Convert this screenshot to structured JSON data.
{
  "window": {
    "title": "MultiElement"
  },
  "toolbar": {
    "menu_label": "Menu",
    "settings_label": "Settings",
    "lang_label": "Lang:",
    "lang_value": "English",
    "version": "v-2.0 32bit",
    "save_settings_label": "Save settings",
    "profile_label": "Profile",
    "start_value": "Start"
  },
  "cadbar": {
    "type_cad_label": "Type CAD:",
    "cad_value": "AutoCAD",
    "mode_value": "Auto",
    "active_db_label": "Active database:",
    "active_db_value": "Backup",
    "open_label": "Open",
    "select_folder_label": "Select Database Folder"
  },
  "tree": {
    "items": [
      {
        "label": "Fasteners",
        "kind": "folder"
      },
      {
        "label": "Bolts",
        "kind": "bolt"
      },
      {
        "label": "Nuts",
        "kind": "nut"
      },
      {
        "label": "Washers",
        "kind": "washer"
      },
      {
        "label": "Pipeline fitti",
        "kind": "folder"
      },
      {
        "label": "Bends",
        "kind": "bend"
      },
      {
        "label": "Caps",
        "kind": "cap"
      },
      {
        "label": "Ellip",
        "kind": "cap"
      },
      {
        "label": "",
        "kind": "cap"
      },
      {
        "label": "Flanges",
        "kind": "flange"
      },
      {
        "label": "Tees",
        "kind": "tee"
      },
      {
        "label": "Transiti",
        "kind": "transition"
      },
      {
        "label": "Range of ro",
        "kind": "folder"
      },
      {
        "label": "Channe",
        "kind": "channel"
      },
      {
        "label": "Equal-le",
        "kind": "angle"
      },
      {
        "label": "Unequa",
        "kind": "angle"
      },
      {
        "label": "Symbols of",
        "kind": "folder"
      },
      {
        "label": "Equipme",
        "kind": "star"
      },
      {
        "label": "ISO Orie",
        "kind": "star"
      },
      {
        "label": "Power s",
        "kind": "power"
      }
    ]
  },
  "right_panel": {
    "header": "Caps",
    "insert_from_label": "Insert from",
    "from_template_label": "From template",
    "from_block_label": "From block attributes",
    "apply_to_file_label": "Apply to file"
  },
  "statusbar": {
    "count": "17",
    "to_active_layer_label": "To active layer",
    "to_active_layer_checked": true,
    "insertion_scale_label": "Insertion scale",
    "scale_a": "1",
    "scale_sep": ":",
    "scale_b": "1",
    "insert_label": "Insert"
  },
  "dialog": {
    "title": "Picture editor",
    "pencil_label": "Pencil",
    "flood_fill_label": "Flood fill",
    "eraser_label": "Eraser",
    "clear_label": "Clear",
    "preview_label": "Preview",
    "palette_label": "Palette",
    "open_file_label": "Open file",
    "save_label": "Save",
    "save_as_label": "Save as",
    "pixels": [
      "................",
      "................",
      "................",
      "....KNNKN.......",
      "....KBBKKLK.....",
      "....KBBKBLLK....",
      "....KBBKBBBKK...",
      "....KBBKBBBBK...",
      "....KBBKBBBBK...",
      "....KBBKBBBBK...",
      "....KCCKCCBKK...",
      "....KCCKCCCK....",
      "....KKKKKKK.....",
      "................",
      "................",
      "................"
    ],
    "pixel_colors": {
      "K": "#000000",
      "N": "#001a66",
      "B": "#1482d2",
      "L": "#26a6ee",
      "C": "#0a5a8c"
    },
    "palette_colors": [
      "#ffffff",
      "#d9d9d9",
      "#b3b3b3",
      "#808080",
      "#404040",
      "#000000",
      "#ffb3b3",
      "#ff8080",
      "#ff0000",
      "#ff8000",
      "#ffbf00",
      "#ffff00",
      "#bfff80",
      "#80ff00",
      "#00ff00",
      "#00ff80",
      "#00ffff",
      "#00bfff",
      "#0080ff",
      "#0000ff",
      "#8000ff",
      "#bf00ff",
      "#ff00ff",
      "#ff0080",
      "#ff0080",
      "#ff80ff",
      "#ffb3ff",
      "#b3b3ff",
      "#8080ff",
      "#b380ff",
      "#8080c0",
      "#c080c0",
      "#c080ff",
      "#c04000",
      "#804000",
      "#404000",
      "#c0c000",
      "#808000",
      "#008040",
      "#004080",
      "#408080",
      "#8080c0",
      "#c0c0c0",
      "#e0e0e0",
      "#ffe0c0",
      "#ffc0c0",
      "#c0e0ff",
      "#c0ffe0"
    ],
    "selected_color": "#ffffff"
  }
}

──────────────────────────────

■ **EXERCISE**: Copy out the full set of records precisely, leaving nothing out.

■ **WRITTEN RESPONSE**:
Convert this screenshot to structured JSON data.
{
  "window": {
    "title": "MultiElement"
  },
  "toolbar": {
    "menu_label": "Menu",
    "settings_label": "Settings",
    "lang_label": "Lang:",
    "lang_value": "English",
    "version": "v-2.0 32bit",
    "save_settings_label": "Save settings",
    "profile_label": "Profile",
    "start_value": "Start"
  },
  "cadbar": {
    "type_cad_label": "Type CAD:",
    "cad_value": "AutoCAD",
    "mode_value": "Auto",
    "active_db_label": "Active database:",
    "active_db_value": "Backup",
    "open_label": "Open",
    "select_folder_label": "Select Database Folder"
  },
  "tree": {
    "items": [
      {
        "label": "Fasteners",
        "kind": "folder"
      },
      {
        "label": "Bolts",
        "kind": "bolt"
      },
      {
        "label": "Nuts",
        "kind": "nut"
      },
      {
        "label": "Washers",
        "kind": "washer"
      },
      {
        "label": "Pipeline fitti",
        "kind": "folder"
      },
      {
        "label": "Bends",
        "kind": "bend"
      },
      {
        "label": "Caps",
        "kind": "cap"
      },
      {
        "label": "Ellip",
        "kind": "cap"
      },
      {
        "label": "",
        "kind": "cap"
      },
      {
        "label": "Flanges",
        "kind": "flange"
      },
      {
        "label": "Tees",
        "kind": "tee"
      },
      {
        "label": "Transiti",
        "kind": "transition"
      },
      {
        "label": "Range of ro",
        "kind": "folder"
      },
      {
        "label": "Channe",
        "kind": "channel"
      },
      {
        "label": "Equal-le",
        "kind": "angle"
      },
      {
        "label": "Unequa",
        "kind": "angle"
      },
      {
        "label": "Symbols of",
        "kind": "folder"
      },
      {
        "label": "Equipme",
        "kind": "star"
      },
      {
        "label": "ISO Orie",
        "kind": "star"
      },
      {
        "label": "Power s",
        "kind": "power"
      }
    ]
  },
  "right_panel": {
    "header": "Caps",
    "insert_from_label": "Insert from",
    "from_template_label": "From template",
    "from_block_label": "From block attributes",
    "apply_to_file_label": "Apply to file"
  },
  "statusbar": {
    "count": "17",
    "to_active_layer_label": "To active layer",
    "to_active_layer_checked": true,
    "insertion_scale_label": "Insertion scale",
    "scale_a": "1",
    "scale_sep": ":",
    "scale_b": "1",
    "insert_label": "Insert"
  },
  "dialog": {
    "title": "Picture editor",
    "pencil_label": "Pencil",
    "flood_fill_label": "Flood fill",
    "eraser_label": "Eraser",
    "clear_label": "Clear",
    "preview_label": "Preview",
    "palette_label": "Palette",
    "open_file_label": "Open file",
    "save_label": "Save",
    "save_as_label": "Save as",
    "pixels": [
      "................",
      "................",
      "................",
      "....KNNKN.......",
      "....KBBKKLK.....",
      "....KBBKBLLK....",
      "....KBBKBBBKK...",
      "....KBBKBBBBK...",
      "....KBBKBBBBK...",
      "....KBBKBBBBK...",
      "....KCCKCCBKK...",
      "....KCCKCCCK....",
      "....KKKKKKK.....",
      "................",
      "................",
      "................"
    ],
    "pixel_colors": {
      "K": "#000000",
      "N": "#001a66",
      "B": "#1482d2",
      "L": "#26a6ee",
      "C": "#0a5a8c"
    },
    "palette_colors": [
      "#ffffff",
      "#d9d9d9",
      "#b3b3b3",
      "#808080",
      "#404040",
      "#000000",
      "#ffb3b3",
      "#ff8080",
      "#ff0000",
      "#ff8000",
      "#ffbf00",
      "#ffff00",
      "#bfff80",
      "#80ff00",
      "#00ff00",
      "#00ff80",
      "#00ffff",
      "#00bfff",
      "#0080ff",
      "#0000ff",
      "#8000ff",
      "#bf00ff",
      "#ff00ff",
      "#ff0080",
      "#ff0080",
      "#ff80ff",
      "#ffb3ff",
      "#b3b3ff",
      "#8080ff",
      "#b380ff",
      "#8080c0",
      "#c080c0",
      "#c080ff",
      "#c04000",
      "#804000",
      "#404000",
      "#c0c000",
      "#808000",
      "#008040",
      "#004080",
      "#408080",
      "#8080c0",
      "#c0c0c0",
      "#e0e0e0",
      "#ffe0c0",
      "#ffc0c0",
      "#c0e0ff",
      "#c0ffe0"
    ],
    "selected_color": "#ffffff"
  }
}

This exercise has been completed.